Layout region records
■ ■ ■ ■
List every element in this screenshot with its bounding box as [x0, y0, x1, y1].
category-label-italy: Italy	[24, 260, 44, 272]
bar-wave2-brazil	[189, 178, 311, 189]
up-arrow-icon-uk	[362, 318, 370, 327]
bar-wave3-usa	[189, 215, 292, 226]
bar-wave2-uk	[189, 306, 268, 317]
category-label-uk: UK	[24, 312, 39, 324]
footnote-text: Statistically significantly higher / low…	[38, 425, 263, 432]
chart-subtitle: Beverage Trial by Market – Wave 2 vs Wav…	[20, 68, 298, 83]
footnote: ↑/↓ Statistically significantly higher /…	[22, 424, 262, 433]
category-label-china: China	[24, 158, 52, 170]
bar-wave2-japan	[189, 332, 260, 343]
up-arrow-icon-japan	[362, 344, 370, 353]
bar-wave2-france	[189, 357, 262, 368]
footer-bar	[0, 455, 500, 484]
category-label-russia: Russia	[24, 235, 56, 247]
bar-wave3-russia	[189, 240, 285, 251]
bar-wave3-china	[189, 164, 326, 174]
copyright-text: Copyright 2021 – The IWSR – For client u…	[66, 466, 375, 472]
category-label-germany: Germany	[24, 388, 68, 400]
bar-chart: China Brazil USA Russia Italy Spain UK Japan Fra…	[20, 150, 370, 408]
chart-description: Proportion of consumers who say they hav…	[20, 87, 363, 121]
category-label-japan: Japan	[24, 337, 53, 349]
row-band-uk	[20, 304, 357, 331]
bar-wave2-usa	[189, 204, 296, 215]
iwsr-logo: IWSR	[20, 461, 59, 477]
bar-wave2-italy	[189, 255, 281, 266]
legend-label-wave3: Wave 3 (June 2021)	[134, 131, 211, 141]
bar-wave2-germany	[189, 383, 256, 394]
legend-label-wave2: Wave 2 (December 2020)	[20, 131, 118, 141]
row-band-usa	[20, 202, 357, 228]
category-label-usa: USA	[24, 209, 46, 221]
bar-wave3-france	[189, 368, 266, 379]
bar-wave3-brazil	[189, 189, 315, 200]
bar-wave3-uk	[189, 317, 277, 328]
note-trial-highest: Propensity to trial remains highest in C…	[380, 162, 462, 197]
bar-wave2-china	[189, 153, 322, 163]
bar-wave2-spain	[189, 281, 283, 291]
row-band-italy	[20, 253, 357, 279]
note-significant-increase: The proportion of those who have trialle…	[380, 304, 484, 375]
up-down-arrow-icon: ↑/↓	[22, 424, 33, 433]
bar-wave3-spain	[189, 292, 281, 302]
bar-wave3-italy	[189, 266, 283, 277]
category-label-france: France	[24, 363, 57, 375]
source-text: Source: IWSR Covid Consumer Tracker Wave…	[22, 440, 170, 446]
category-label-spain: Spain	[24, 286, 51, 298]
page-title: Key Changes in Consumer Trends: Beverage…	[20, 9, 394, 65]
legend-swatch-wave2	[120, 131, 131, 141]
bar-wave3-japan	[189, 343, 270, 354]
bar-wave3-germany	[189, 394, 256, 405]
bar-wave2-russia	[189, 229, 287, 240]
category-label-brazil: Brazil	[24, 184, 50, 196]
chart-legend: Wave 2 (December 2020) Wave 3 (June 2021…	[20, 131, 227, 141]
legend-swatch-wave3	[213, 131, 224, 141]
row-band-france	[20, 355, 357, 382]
■ ■ ■ ■
- [THE REQUEST]
Count the lines in the entries above that contain the string "legend". Reply with the number alone.

- [ANSWER IN FULL]
5